▸ **What you are asked to do**: Tally the lines in the records underneath that contain the string "this", and state the figure by itself.

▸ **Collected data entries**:
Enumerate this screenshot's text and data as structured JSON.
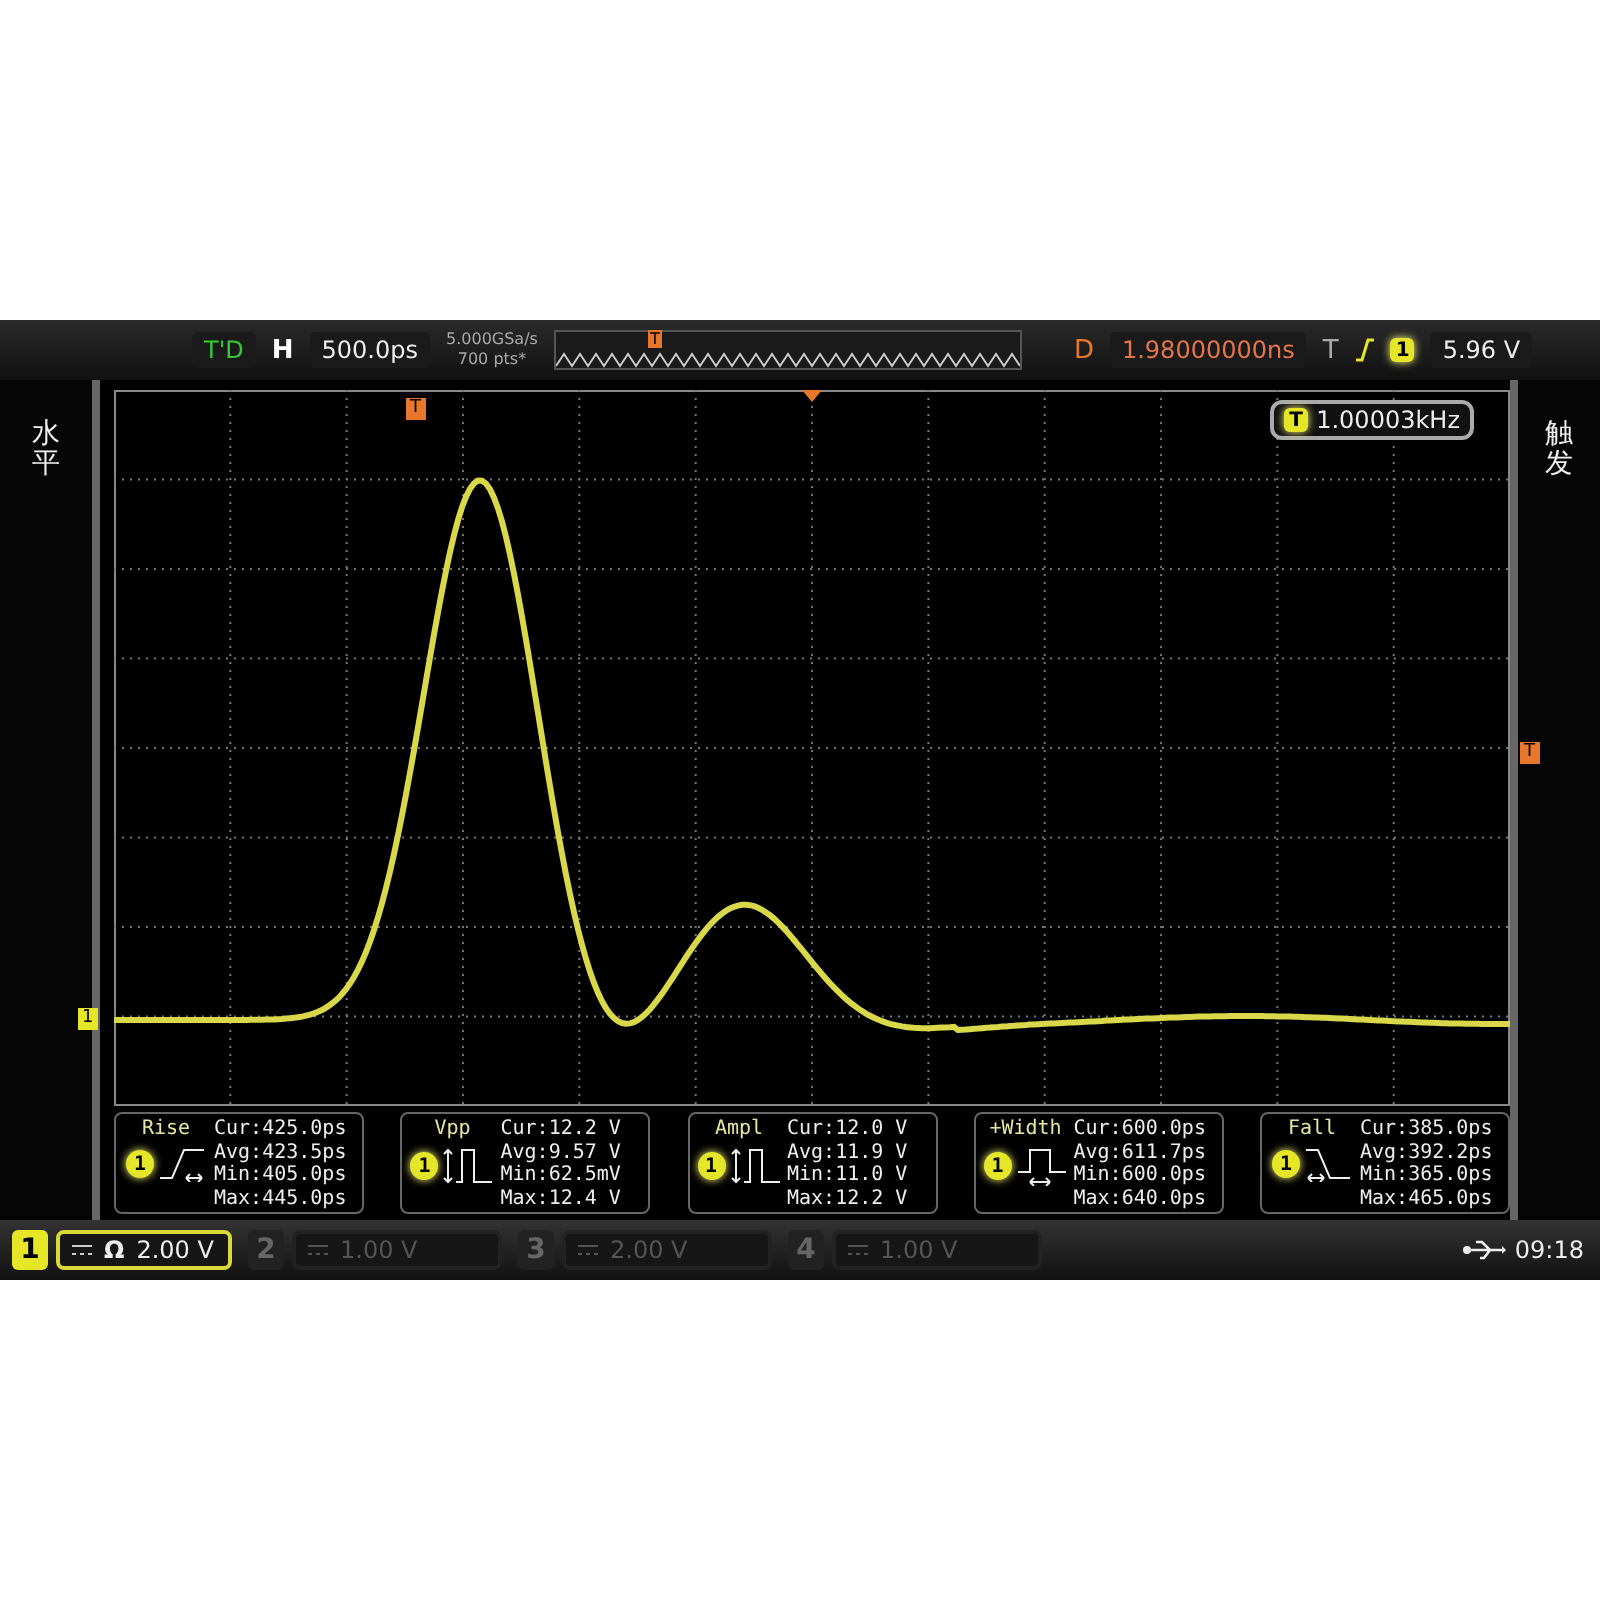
{
  "top_bar": {
    "run_state": "T'D",
    "h_label": "H",
    "timebase": "500.0ps",
    "sample_rate": "5.000GSa/s",
    "memory_depth": "700 pts*",
    "memory_trigger_marker": "T",
    "d_label": "D",
    "delay": "1.98000000ns",
    "t_label": "T",
    "trigger_source": "1",
    "trigger_level": "5.96 V"
  },
  "left_tab": {
    "label": "水平"
  },
  "right_tab": {
    "label": "触发"
  },
  "grid": {
    "trigger_position_marker": "T",
    "trigger_level_marker": "T",
    "channel_marker": "1",
    "frequency": {
      "source": "T",
      "value": "1.00003kHz"
    }
  },
  "measurements": [
    {
      "kind": "rise",
      "name": "Rise",
      "channel": "1",
      "lines": [
        "Cur:425.0ps",
        "Avg:423.5ps",
        "Min:405.0ps",
        "Max:445.0ps"
      ]
    },
    {
      "kind": "vpp",
      "name": "Vpp",
      "channel": "1",
      "lines": [
        "Cur:12.2 V",
        "Avg:9.57 V",
        "Min:62.5mV",
        "Max:12.4 V"
      ]
    },
    {
      "kind": "ampl",
      "name": "Ampl",
      "channel": "1",
      "lines": [
        "Cur:12.0 V",
        "Avg:11.9 V",
        "Min:11.0 V",
        "Max:12.2 V"
      ]
    },
    {
      "kind": "width",
      "name": "+Width",
      "channel": "1",
      "lines": [
        "Cur:600.0ps",
        "Avg:611.7ps",
        "Min:600.0ps",
        "Max:640.0ps"
      ]
    },
    {
      "kind": "fall",
      "name": "Fall",
      "channel": "1",
      "lines": [
        "Cur:385.0ps",
        "Avg:392.2ps",
        "Min:365.0ps",
        "Max:465.0ps"
      ]
    }
  ],
  "channels": [
    {
      "number": "1",
      "impedance": "Ω",
      "scale": "2.00 V",
      "selected": true
    },
    {
      "number": "2",
      "scale": "1.00 V",
      "selected": false
    },
    {
      "number": "3",
      "scale": "2.00 V",
      "selected": false
    },
    {
      "number": "4",
      "scale": "1.00 V",
      "selected": false
    }
  ],
  "status_bar": {
    "time": "09:18"
  }
}
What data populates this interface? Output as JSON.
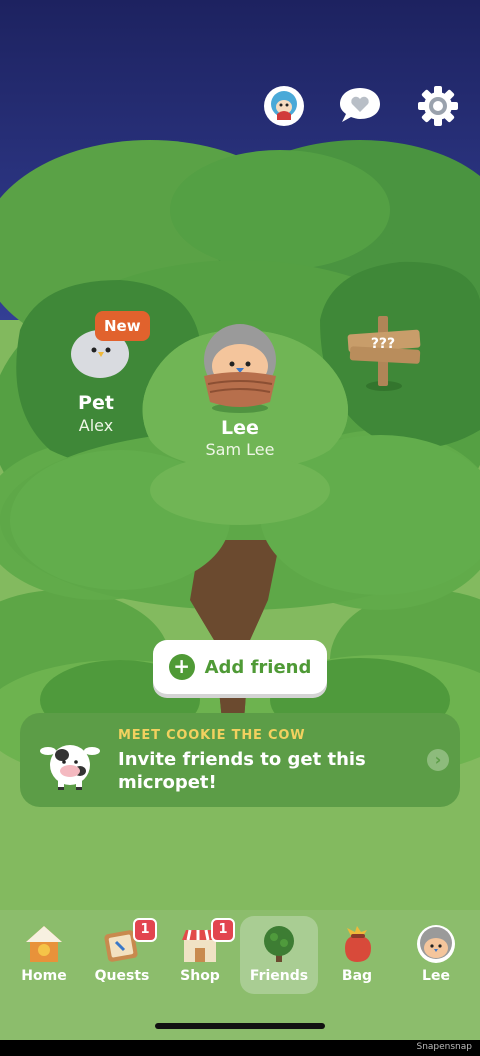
{
  "top_icons": [
    "avatar-heart-icon",
    "chat-heart-icon",
    "gear-icon"
  ],
  "friends": [
    {
      "name": "Pet",
      "subtitle": "Alex",
      "badge": "New"
    },
    {
      "name": "Lee",
      "subtitle": "Sam Lee"
    }
  ],
  "signpost": {
    "text": "???"
  },
  "add_friend": {
    "label": "Add friend"
  },
  "promo": {
    "kicker": "MEET COOKIE THE COW",
    "title": "Invite friends to get this micropet!"
  },
  "tabs": [
    {
      "label": "Home",
      "icon": "birdhouse-icon"
    },
    {
      "label": "Quests",
      "icon": "quests-icon",
      "count": "1"
    },
    {
      "label": "Shop",
      "icon": "shop-icon",
      "count": "1"
    },
    {
      "label": "Friends",
      "icon": "tree-icon",
      "selected": true
    },
    {
      "label": "Bag",
      "icon": "bag-icon"
    },
    {
      "label": "Lee",
      "icon": "avatar-icon"
    }
  ],
  "footer": {
    "watermark": "Snapensnap"
  },
  "colors": {
    "sky_top": "#1e2363",
    "sky_bottom": "#303b8f",
    "leaf_dark": "#3f8a38",
    "leaf_mid": "#5da646",
    "leaf_light": "#6fb64f",
    "trunk": "#6b4a2f",
    "accent_green": "#4f9a36",
    "badge_orange": "#e1622d",
    "kicker_yellow": "#f2d15f"
  }
}
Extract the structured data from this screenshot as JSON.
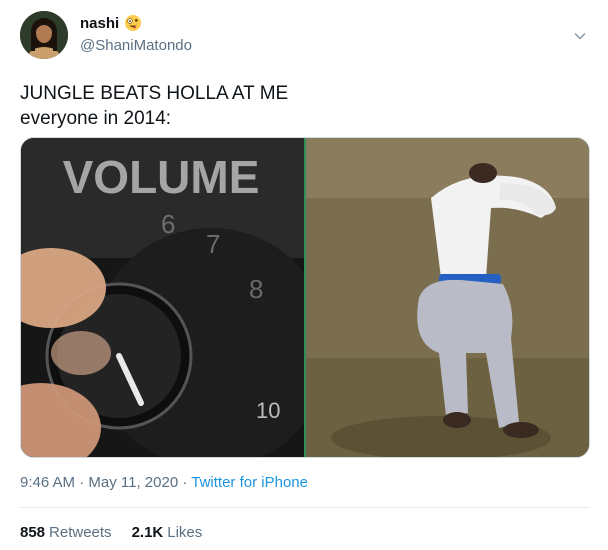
{
  "user": {
    "display_name": "nashi",
    "handle": "@ShaniMatondo",
    "name_emoji": "zany-face-emoji"
  },
  "tweet": {
    "lines": [
      "JUNGLE BEATS HOLLA AT ME",
      "everyone in 2014:"
    ]
  },
  "media": {
    "left_panel": {
      "description_icon": "volume-knob-image",
      "knob_text_top": "VOLUME",
      "knob_text_bottom": "10"
    },
    "right_panel": {
      "description_icon": "man-dancing-image"
    }
  },
  "meta": {
    "time": "9:46 AM",
    "separator": "·",
    "date": "May 11, 2020",
    "source": "Twitter for iPhone"
  },
  "stats": {
    "retweets_count": "858",
    "retweets_label": "Retweets",
    "likes_count": "2.1K",
    "likes_label": "Likes"
  },
  "colors": {
    "link": "#1b95e0",
    "secondary_text": "#5b7083",
    "primary_text": "#0f1419"
  }
}
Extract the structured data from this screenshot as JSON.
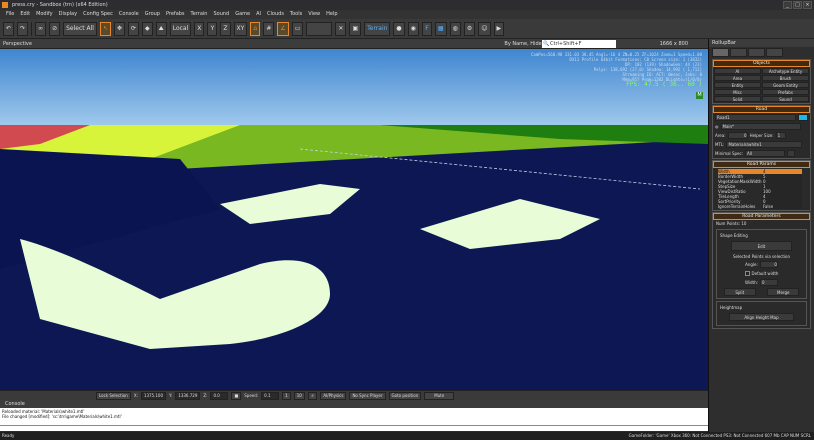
{
  "window": {
    "title": "press.cry - Sandbox (trn) (x64 Edition)",
    "buttons": [
      "_",
      "□",
      "×"
    ]
  },
  "menu": [
    "File",
    "Edit",
    "Modify",
    "Display",
    "Config Spec",
    "Console",
    "Group",
    "Prefabs",
    "Terrain",
    "Sound",
    "Game",
    "AI",
    "Clouds",
    "Tools",
    "View",
    "Help"
  ],
  "toolbar": {
    "select_all": "Select All",
    "coord_space": "Local",
    "axis_x": "X",
    "axis_y": "Y",
    "axis_z": "Z",
    "axis_xy": "XY",
    "terrain": "Terrain"
  },
  "viewport": {
    "title": "Perspective",
    "filter": "By Name, Hide Filtered, AND",
    "search_placeholder": "Ctrl+Shift+F",
    "resolution": "1666 x 800",
    "fps": "FPS: 47.5 ( 36.. 60 )",
    "badge": "M",
    "stats": [
      "CamPos=560.98 331.03 38.45 Angl=-16   4 ZN=0.25 ZF=1024 Zoom=1 Speed=1.00",
      "DX11 Profile 64bit Formations: C8 Screen size: 1 (3832)",
      "DP:  102 (139) ShadowGen:  44 (23)",
      "Polys: 138,692 (27,0)  Shadow: 14,992 ( 1,712)",
      "Streaming IO: ACT: 0msec, Jobs: 0",
      "Mem=957 Peak=1202 DLights=(1/0/0)"
    ]
  },
  "bottombar": {
    "lock_selection": "Lock Selection",
    "x_label": "X:",
    "x_value": "1375.100",
    "y_label": "Y:",
    "y_value": "1336.729",
    "z_label": "Z:",
    "z_value": "0.0",
    "speed_label": "Speed:",
    "speed_value": "0.1",
    "speed_1": "1",
    "speed_10": "10",
    "ai_physics": "AI/Physics",
    "no_sync": "No Sync Player",
    "goto": "Goto position",
    "mute": "Mute"
  },
  "console": {
    "title": "Console",
    "lines": [
      "Reloaded material: 'Materials\\white1.mtl'",
      "File changed [modified]: 'sc:\\trn\\game\\Materials\\white1.mtl'"
    ]
  },
  "status": {
    "left": "Ready",
    "right": "GameFolder: 'Game'   Xbox 360: Not Connected   PS3: Not Connected    607 Mb   CAP   NUM   SCRL"
  },
  "rollupbar": {
    "title": "RollupBar",
    "objects": {
      "header": "Objects",
      "buttons": [
        "AI",
        "Archetype Entity",
        "Area",
        "Brush",
        "Entity",
        "Geom Entity",
        "Misc",
        "Prefabs",
        "Solid",
        "Sound"
      ]
    },
    "road": {
      "header": "Road",
      "name": "Road1",
      "color": "#19b8e8",
      "material": "Main*",
      "area_label": "Area:",
      "area_value": "0",
      "helper_label": "Helper Size:",
      "helper_value": "1",
      "mtl_label": "MTL:",
      "mtl_value": "Materials\\white1",
      "minspec_label": "Minimal Spec:",
      "minspec_value": "All"
    },
    "params": {
      "header": "Road Params",
      "rows": [
        {
          "k": "Width",
          "v": "4"
        },
        {
          "k": "BorderWidth",
          "v": "5"
        },
        {
          "k": "VegetationMaskWidth",
          "v": "0"
        },
        {
          "k": "StepSize",
          "v": "1"
        },
        {
          "k": "ViewDistRatio",
          "v": "100"
        },
        {
          "k": "TileLength",
          "v": "4"
        },
        {
          "k": "SortPriority",
          "v": "0"
        },
        {
          "k": "IgnoreTerrainHoles",
          "v": "False"
        }
      ]
    },
    "parameters": {
      "header": "Road Parameters",
      "num_points": "Num Points: 10",
      "shape_editing": "Shape Editing",
      "edit": "Edit",
      "selected_label": "Selected Points via selection",
      "angle_label": "Angle:",
      "angle_value": "0",
      "default_width": "Default width",
      "width_label": "Width:",
      "width_value": "0",
      "split": "Split",
      "merge": "Merge",
      "heightmap": "Heightmap",
      "align": "Align Height Map"
    }
  }
}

▸ **Exercise result**: 5